Task prompt: Please copy the data below word for word, starting at its first line and ending at the line that contains "column-header-total-physical-cpus[interactable]: Total Physical", with both of those lines included.

##### Material supplied

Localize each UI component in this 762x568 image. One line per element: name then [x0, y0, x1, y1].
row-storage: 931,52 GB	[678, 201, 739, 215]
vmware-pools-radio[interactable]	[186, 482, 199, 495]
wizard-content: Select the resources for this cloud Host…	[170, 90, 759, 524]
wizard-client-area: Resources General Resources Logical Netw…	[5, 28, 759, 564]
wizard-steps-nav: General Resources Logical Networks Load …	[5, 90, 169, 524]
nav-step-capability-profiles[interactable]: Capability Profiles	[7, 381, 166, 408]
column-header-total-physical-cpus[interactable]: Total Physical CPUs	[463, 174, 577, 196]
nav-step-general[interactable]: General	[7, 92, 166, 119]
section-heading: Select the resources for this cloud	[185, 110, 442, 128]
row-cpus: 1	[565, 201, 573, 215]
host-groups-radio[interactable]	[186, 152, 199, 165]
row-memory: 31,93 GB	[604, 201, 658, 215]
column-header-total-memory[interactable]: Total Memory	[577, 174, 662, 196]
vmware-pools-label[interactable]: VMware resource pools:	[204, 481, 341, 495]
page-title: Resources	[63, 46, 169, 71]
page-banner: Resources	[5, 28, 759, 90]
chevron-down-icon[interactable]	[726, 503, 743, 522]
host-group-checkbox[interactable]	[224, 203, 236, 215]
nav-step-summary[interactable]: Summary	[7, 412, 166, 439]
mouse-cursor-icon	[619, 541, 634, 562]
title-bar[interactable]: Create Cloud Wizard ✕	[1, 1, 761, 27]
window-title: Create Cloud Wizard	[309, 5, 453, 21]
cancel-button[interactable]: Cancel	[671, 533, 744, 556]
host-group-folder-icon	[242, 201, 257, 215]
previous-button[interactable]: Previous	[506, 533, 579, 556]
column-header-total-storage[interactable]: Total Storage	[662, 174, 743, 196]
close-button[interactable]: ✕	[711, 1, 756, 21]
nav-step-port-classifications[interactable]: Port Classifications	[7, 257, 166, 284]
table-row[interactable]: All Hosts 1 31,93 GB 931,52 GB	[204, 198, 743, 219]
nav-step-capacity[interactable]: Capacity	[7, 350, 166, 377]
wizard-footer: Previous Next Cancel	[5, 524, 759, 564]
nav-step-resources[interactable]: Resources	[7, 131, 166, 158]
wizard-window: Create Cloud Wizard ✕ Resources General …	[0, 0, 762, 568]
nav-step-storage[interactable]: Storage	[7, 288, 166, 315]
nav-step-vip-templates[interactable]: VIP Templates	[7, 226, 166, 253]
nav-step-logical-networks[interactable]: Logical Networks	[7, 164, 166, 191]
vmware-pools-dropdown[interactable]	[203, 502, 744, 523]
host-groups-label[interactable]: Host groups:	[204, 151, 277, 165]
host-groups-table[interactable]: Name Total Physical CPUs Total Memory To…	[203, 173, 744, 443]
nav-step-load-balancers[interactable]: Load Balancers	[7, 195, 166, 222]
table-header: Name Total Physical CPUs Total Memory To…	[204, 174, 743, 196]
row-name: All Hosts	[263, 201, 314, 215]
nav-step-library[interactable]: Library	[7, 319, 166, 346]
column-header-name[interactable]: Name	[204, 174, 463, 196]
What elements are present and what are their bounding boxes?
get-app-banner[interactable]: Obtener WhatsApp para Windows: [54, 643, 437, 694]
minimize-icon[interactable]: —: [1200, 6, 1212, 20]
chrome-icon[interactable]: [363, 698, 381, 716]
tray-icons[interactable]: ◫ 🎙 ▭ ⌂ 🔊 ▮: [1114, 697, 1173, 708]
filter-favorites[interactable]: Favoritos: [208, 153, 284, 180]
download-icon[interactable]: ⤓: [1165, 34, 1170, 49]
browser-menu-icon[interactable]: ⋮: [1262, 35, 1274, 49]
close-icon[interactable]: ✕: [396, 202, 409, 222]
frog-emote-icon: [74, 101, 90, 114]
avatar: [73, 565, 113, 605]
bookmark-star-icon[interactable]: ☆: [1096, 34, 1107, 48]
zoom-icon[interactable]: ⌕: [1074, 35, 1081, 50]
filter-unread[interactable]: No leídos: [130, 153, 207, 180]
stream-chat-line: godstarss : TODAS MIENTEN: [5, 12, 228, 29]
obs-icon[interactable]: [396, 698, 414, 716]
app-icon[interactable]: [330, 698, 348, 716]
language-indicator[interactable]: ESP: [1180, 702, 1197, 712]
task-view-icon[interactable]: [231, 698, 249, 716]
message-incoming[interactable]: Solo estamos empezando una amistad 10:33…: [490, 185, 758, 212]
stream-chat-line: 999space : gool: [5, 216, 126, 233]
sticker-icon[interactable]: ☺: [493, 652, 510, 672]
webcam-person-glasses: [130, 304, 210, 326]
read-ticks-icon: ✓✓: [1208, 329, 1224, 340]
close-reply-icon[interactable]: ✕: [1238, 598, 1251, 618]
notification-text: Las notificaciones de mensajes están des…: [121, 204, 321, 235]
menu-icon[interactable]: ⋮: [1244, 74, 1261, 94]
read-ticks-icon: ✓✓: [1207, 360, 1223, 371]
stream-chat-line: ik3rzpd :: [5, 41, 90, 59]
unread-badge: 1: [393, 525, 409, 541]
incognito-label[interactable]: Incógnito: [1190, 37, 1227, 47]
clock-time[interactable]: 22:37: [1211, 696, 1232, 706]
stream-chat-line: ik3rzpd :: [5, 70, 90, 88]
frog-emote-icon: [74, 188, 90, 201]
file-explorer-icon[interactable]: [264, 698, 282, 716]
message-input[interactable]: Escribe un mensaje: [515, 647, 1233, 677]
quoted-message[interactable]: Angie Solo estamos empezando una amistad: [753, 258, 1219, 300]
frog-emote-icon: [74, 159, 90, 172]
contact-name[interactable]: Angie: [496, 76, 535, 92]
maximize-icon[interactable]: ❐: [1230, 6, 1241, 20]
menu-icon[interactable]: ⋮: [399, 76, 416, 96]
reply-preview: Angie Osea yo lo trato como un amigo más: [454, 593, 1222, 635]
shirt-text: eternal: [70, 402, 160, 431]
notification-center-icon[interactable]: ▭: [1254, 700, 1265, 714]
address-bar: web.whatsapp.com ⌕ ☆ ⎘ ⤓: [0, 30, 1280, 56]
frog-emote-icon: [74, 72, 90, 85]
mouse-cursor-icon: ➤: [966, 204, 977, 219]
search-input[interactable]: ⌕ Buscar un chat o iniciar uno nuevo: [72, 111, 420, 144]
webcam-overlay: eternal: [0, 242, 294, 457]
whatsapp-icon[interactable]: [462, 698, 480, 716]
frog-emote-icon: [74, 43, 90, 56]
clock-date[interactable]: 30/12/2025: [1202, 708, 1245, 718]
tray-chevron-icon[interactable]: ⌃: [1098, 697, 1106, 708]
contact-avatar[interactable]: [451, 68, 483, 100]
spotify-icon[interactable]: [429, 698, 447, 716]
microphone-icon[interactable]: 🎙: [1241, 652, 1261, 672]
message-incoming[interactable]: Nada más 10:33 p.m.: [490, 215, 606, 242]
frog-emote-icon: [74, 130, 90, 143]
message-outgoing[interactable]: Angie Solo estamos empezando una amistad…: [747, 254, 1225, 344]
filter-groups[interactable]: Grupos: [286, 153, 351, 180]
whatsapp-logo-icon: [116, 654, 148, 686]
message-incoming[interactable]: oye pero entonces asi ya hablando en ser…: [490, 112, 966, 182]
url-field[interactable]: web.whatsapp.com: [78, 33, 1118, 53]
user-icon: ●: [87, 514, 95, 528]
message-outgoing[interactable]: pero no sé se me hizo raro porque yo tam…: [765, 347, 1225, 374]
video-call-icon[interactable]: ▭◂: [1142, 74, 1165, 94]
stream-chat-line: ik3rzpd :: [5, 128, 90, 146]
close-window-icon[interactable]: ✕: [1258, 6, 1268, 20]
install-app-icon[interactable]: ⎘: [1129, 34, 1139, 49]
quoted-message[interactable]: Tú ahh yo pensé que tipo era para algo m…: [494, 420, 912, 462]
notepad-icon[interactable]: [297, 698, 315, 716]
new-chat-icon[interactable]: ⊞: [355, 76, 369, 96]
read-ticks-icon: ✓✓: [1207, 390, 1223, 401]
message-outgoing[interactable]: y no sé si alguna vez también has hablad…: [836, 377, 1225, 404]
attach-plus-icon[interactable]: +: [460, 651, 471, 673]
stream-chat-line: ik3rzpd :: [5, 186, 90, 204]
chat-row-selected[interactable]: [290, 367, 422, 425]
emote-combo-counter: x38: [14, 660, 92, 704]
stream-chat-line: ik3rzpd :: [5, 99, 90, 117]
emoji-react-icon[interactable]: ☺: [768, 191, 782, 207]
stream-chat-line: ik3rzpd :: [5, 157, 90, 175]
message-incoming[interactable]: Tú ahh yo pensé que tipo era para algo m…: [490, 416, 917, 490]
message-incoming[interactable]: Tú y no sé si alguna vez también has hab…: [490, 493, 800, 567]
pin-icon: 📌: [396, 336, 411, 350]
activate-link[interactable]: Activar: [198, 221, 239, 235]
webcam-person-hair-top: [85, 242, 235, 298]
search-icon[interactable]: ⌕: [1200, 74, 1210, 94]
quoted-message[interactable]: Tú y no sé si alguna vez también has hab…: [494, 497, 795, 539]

##########

Written solution:
Localize each UI component in this 762x568 image. One line per element: name then [x0, y0, x1, y1].
row-storage: 931,52 GB	[678, 201, 739, 215]
vmware-pools-radio[interactable]	[186, 482, 199, 495]
wizard-content: Select the resources for this cloud Host…	[170, 90, 759, 524]
wizard-client-area: Resources General Resources Logical Netw…	[5, 28, 759, 564]
wizard-steps-nav: General Resources Logical Networks Load …	[5, 90, 169, 524]
nav-step-capability-profiles[interactable]: Capability Profiles	[7, 381, 166, 408]
column-header-total-physical-cpus[interactable]: Total Physical CPUs	[463, 174, 577, 196]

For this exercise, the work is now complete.